(Entries taken from a collection)
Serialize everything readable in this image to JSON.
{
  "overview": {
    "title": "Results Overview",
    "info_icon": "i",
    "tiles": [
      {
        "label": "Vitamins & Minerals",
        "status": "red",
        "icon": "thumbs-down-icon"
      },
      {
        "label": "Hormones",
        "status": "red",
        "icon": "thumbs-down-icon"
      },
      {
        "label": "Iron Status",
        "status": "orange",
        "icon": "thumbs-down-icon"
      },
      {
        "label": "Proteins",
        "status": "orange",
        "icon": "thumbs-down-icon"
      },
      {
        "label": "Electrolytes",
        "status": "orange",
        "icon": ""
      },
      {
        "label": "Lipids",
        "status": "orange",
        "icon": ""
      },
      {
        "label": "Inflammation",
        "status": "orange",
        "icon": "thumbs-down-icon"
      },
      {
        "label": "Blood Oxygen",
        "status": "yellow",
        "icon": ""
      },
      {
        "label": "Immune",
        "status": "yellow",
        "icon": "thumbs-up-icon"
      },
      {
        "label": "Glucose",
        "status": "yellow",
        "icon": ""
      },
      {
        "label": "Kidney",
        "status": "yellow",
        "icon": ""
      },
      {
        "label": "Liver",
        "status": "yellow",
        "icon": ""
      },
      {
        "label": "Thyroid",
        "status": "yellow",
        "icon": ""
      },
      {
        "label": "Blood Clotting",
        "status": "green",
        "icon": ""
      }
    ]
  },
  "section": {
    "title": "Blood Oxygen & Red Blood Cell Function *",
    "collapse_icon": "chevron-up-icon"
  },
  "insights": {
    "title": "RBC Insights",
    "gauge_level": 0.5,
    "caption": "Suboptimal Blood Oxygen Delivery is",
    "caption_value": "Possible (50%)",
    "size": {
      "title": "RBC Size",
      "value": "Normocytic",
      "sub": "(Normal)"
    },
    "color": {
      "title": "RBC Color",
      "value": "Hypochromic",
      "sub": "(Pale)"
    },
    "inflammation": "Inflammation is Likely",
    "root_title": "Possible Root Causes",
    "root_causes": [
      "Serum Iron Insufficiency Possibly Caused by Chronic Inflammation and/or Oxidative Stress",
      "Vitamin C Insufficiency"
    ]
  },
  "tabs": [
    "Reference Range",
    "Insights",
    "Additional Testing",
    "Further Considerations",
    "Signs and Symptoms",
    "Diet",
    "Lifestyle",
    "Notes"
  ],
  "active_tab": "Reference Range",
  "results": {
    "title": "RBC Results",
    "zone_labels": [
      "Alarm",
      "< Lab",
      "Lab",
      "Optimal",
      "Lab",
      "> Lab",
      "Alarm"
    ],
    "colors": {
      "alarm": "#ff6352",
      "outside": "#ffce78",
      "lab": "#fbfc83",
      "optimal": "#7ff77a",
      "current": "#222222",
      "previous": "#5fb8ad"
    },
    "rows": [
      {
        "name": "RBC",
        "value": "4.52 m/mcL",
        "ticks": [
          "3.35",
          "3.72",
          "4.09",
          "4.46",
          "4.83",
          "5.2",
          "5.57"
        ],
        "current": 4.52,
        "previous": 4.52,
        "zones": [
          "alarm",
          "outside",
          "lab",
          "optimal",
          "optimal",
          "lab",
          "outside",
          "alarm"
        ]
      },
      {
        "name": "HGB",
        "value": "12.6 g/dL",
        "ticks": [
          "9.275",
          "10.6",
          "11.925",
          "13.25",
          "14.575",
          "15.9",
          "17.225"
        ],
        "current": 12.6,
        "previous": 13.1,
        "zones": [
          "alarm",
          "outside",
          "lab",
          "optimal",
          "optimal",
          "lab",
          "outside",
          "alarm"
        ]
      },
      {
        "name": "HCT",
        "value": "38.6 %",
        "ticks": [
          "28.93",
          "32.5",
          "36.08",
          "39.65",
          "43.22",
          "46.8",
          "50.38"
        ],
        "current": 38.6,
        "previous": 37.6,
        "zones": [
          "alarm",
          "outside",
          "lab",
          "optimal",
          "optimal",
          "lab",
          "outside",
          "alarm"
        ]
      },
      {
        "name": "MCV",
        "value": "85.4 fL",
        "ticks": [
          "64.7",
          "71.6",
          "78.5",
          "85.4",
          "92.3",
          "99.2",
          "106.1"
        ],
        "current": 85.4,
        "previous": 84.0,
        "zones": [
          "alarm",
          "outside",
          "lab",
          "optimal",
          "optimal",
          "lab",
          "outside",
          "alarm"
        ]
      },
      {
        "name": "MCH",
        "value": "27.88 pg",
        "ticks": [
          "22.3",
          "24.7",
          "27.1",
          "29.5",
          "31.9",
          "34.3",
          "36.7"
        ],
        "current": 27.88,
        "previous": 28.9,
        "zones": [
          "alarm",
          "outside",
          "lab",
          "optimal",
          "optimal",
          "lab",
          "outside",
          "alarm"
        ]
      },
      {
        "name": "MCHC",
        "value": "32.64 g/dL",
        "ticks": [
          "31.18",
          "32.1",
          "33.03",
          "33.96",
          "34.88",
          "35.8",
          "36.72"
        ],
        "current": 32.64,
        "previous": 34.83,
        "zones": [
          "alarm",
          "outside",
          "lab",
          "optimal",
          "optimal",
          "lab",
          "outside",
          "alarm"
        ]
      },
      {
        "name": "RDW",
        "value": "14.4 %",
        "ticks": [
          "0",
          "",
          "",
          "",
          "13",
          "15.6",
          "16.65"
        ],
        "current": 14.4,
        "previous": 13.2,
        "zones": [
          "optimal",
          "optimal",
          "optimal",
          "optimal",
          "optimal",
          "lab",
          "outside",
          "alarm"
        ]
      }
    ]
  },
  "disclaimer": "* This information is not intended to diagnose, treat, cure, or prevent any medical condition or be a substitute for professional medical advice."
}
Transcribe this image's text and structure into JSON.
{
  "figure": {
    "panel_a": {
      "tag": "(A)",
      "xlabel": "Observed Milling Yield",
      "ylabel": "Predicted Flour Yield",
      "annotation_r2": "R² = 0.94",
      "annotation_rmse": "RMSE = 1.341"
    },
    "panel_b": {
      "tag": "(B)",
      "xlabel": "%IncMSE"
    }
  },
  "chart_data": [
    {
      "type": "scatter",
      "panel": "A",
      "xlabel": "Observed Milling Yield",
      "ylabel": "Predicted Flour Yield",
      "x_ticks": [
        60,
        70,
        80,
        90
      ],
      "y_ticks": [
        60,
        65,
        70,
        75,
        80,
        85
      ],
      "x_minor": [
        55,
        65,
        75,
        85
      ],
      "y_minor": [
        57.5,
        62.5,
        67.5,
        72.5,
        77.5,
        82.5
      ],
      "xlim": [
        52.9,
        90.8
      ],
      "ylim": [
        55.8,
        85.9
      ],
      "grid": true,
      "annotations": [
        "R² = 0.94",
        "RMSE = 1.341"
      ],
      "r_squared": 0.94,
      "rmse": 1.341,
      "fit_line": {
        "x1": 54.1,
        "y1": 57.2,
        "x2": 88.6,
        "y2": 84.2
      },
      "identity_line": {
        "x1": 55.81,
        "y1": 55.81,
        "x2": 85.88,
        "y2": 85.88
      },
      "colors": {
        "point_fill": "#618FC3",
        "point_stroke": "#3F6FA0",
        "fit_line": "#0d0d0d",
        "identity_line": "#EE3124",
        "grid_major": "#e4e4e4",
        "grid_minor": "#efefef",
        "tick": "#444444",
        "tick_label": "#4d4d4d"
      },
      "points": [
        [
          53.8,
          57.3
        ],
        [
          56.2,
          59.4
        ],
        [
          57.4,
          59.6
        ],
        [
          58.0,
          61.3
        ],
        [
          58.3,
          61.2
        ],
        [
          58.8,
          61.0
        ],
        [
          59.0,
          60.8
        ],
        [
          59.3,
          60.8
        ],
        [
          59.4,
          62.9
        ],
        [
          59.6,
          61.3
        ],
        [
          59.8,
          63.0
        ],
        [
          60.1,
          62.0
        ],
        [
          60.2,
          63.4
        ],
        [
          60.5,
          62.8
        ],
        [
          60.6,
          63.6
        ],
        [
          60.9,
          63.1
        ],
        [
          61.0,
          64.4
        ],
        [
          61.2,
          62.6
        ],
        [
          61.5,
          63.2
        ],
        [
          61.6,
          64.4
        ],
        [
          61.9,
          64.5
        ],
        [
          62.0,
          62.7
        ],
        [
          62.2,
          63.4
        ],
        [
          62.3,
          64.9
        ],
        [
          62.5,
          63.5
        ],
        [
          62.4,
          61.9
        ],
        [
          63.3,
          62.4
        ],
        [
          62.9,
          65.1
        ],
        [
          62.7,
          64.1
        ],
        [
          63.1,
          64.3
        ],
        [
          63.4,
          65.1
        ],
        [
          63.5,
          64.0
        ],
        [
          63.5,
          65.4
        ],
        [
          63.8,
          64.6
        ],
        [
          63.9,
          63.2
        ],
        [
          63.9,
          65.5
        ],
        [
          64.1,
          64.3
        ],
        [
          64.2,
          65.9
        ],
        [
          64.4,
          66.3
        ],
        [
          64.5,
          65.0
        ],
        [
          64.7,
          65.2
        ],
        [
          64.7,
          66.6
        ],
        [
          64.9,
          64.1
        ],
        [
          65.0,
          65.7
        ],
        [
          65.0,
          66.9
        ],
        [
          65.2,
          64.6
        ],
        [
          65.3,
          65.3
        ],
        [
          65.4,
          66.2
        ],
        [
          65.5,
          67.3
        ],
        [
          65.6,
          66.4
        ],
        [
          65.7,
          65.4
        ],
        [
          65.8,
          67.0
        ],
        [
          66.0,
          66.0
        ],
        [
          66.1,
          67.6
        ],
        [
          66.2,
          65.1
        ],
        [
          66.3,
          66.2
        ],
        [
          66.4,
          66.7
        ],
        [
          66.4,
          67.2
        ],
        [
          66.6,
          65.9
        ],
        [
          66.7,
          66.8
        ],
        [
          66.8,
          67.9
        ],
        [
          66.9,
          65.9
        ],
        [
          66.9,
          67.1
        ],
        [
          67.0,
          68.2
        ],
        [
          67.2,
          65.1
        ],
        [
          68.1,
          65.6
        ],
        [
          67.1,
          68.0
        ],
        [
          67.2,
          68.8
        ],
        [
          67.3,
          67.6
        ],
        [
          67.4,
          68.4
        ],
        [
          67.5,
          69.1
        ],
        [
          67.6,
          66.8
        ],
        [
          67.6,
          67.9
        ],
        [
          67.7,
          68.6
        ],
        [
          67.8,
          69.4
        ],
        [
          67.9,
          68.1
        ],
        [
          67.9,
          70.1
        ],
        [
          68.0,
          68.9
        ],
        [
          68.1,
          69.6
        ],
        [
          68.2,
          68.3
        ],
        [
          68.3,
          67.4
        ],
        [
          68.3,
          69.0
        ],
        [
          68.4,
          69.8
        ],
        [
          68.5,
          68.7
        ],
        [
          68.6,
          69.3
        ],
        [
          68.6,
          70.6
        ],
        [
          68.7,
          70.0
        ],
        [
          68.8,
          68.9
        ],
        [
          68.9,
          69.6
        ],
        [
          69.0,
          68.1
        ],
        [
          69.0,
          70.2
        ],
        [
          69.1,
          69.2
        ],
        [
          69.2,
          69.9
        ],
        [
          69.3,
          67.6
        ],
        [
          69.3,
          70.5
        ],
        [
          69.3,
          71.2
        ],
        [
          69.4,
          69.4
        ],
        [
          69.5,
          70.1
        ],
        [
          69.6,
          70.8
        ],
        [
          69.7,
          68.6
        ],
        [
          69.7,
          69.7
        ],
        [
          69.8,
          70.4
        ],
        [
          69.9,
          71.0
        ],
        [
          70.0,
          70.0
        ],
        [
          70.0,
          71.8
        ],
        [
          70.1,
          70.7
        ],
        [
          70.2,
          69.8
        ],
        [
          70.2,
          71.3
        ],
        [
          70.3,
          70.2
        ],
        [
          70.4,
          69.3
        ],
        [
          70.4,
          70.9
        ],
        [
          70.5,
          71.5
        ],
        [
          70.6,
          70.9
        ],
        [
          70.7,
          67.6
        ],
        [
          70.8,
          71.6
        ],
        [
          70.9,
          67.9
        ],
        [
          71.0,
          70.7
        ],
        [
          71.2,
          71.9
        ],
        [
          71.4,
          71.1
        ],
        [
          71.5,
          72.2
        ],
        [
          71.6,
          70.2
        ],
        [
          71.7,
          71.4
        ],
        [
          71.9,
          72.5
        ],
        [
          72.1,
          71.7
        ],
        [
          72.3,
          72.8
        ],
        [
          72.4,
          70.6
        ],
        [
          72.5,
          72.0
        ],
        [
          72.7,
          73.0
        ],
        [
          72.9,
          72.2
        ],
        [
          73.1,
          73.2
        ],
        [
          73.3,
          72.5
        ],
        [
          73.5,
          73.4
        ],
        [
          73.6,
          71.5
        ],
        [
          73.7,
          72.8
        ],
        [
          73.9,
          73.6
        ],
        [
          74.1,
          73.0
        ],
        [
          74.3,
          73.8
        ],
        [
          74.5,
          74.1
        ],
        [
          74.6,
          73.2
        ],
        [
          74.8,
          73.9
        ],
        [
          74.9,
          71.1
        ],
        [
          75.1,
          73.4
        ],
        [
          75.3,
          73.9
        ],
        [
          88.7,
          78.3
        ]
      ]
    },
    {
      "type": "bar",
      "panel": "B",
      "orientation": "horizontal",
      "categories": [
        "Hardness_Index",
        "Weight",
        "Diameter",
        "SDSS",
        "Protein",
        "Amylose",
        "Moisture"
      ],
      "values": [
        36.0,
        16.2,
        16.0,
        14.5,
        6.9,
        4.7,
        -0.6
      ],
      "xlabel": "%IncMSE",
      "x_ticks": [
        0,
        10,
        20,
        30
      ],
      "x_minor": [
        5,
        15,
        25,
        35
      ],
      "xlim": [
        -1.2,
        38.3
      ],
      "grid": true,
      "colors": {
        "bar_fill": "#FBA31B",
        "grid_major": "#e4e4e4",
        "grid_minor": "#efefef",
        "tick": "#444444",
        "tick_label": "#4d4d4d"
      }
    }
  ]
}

* Exercise directions *
Lines from the entries that contain the word "Inflammation" are what the answer must hold.

* Solution for this problem *
        "label": "Inflammation",
    "inflammation": "Inflammation is Likely",
      "Serum Iron Insufficiency Possibly Caused by Chronic Inflammation and/or Oxidative Stress",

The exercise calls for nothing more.